#### RAW RECORDS ####

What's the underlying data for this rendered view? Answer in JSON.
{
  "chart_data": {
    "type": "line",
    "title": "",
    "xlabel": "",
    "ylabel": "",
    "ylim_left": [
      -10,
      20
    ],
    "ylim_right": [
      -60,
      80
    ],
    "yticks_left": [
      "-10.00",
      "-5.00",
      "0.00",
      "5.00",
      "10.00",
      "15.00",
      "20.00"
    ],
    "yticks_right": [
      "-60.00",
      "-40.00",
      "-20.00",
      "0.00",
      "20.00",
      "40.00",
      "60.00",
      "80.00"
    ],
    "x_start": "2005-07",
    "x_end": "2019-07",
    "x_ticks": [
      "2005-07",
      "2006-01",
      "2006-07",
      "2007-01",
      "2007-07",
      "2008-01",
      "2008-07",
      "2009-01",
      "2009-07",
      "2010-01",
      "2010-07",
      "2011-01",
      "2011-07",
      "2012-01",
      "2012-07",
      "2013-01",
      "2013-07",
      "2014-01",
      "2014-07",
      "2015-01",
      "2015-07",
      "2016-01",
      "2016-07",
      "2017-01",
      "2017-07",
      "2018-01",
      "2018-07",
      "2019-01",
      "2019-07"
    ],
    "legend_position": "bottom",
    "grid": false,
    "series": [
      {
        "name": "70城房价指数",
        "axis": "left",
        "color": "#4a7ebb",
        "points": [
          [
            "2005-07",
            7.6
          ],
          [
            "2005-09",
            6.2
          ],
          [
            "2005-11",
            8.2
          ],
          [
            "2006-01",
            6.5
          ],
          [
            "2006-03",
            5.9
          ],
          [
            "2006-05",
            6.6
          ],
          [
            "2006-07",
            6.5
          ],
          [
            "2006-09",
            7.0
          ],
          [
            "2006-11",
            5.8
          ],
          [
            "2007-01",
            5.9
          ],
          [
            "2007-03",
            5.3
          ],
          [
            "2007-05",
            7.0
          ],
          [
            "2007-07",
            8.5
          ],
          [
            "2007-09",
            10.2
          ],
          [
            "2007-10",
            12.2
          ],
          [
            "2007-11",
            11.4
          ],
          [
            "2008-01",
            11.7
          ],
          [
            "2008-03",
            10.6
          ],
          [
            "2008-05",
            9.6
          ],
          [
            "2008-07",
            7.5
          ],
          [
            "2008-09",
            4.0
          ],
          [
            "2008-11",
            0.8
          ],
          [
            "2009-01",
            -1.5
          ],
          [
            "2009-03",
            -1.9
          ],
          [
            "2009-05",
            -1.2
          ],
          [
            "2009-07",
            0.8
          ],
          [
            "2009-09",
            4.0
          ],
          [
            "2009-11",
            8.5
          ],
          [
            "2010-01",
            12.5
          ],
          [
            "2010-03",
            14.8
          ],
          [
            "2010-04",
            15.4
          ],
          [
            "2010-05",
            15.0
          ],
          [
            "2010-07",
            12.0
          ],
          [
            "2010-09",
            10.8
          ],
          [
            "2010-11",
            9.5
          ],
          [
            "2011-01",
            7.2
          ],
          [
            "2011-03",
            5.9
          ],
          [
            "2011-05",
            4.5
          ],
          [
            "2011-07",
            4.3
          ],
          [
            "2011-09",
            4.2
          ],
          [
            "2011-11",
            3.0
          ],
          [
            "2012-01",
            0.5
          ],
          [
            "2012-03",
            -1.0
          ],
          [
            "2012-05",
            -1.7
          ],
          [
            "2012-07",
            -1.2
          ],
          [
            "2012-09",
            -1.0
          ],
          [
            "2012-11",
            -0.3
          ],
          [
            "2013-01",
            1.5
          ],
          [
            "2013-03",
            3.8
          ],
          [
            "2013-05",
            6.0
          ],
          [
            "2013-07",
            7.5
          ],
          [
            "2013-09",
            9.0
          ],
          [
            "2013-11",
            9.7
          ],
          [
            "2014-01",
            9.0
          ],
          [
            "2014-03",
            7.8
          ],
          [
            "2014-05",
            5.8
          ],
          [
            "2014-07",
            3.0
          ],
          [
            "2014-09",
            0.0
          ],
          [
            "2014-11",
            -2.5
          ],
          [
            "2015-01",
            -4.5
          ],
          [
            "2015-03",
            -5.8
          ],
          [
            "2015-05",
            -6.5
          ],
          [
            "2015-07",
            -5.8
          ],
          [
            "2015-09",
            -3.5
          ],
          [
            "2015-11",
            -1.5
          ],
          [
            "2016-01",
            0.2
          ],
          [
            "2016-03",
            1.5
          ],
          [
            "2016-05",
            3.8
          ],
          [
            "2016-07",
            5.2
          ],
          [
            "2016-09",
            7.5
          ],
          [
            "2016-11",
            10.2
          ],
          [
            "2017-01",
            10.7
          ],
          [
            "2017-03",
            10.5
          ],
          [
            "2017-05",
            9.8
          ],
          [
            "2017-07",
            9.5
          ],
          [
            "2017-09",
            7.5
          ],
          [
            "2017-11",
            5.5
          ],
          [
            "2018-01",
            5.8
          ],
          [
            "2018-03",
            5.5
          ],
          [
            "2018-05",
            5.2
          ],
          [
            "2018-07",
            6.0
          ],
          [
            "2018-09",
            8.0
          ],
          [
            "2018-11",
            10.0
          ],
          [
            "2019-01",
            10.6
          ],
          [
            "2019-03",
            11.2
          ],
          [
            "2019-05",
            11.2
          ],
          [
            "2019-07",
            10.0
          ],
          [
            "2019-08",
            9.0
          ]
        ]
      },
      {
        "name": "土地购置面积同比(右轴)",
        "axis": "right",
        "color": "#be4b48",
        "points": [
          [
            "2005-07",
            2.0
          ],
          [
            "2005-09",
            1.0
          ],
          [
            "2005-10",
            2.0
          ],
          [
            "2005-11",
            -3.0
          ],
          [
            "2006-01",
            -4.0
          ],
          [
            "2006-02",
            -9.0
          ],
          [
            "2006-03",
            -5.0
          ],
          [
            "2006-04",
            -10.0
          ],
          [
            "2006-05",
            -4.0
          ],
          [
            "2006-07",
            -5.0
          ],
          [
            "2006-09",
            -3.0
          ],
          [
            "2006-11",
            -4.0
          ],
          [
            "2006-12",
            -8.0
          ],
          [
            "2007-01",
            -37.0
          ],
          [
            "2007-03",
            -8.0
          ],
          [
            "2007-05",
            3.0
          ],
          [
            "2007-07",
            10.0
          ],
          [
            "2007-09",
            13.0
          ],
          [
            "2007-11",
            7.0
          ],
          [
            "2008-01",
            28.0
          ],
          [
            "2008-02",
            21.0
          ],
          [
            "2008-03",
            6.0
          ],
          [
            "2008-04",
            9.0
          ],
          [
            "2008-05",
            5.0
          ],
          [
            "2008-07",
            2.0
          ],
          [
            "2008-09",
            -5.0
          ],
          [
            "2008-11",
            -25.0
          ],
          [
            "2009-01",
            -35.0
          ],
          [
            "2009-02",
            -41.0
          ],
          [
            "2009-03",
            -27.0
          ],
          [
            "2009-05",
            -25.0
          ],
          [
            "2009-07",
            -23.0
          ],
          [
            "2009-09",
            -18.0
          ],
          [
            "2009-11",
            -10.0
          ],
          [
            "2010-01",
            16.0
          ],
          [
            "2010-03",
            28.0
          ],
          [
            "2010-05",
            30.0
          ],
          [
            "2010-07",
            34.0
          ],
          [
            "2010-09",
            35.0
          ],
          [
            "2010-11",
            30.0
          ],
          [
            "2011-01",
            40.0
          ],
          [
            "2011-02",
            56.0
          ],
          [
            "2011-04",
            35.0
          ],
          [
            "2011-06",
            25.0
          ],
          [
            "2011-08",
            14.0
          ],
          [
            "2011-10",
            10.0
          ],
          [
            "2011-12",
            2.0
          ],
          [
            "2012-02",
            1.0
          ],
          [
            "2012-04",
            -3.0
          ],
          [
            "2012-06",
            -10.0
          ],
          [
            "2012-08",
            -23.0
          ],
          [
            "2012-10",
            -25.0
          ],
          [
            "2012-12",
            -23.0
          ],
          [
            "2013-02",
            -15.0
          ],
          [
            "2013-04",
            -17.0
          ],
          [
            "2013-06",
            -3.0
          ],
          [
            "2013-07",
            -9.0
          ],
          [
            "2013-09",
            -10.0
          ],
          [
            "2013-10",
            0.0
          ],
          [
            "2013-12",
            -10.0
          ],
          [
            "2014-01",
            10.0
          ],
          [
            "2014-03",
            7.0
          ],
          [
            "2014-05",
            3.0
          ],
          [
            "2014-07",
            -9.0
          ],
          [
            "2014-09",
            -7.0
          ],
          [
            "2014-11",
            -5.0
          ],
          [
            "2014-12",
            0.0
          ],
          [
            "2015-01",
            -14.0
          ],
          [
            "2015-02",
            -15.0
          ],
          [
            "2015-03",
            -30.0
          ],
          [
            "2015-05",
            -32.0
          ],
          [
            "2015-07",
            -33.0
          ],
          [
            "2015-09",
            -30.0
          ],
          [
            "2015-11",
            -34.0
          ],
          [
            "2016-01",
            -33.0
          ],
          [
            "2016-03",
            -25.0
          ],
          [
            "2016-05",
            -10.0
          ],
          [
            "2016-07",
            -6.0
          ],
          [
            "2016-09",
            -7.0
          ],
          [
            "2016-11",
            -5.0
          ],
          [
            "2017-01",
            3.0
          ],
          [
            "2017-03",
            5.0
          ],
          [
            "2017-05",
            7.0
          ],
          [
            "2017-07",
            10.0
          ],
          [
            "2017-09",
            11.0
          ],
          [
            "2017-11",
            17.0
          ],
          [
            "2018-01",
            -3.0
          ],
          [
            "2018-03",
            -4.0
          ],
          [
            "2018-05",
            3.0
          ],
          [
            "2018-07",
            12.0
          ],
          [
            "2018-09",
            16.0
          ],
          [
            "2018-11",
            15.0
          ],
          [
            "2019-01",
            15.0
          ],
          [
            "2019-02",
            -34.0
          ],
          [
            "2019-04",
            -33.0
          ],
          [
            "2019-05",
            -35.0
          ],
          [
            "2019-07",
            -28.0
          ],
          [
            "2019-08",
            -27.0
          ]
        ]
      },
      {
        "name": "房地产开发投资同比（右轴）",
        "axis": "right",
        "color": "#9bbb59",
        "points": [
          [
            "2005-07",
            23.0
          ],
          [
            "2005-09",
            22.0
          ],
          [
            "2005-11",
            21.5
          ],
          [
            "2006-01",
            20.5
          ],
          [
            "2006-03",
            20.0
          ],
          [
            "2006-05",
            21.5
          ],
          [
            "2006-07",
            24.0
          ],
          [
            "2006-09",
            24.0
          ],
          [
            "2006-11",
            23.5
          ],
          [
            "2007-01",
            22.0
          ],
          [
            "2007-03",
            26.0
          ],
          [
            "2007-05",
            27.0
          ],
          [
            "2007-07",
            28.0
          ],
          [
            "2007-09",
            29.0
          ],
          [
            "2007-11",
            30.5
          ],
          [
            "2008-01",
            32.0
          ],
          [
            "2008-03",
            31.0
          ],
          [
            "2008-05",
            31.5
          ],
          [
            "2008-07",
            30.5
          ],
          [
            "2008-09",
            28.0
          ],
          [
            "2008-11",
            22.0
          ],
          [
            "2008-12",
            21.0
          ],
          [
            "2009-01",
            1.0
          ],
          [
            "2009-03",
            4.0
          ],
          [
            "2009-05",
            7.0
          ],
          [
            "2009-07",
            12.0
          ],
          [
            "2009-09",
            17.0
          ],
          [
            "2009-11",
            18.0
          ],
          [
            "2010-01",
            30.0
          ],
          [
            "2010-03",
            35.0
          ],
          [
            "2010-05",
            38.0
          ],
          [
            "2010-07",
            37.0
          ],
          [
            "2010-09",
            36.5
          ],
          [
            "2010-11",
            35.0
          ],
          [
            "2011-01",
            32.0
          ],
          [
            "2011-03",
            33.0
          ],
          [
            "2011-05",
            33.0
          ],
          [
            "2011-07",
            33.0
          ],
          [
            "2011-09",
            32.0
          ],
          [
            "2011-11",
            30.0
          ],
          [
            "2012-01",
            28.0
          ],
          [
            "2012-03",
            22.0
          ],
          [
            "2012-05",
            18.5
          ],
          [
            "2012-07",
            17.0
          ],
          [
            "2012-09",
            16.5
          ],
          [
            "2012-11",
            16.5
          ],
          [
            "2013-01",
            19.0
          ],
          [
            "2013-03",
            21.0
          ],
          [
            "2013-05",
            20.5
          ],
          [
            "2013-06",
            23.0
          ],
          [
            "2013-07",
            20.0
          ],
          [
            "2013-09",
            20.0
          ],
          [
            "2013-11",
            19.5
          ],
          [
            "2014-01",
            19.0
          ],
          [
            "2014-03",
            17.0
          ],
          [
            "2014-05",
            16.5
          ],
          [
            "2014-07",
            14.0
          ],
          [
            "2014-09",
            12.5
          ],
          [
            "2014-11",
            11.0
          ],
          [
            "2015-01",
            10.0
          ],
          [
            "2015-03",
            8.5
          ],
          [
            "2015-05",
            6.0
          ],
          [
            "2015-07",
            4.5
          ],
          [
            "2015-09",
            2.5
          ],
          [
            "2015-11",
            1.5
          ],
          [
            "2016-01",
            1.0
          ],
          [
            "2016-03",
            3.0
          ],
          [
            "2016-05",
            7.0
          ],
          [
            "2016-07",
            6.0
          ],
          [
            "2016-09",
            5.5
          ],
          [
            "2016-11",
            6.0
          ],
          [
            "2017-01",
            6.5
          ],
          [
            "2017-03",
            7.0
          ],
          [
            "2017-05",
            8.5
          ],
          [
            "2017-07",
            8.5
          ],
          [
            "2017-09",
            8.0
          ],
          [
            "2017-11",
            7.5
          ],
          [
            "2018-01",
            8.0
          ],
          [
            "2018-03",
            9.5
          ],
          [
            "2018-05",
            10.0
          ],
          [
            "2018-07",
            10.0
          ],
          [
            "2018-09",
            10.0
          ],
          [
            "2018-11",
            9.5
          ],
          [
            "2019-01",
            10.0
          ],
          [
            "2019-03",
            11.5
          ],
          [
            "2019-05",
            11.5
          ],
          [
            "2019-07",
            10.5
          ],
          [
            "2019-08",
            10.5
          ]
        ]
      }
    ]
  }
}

####

■ **TASK GOAL**:
Keep only those lines of the records that hold "name", and return them.

■ **COMPLETED EXERCISE**:
        "name": "70城房价指数",
        "name": "土地购置面积同比(右轴)",
        "name": "房地产开发投资同比（右轴）",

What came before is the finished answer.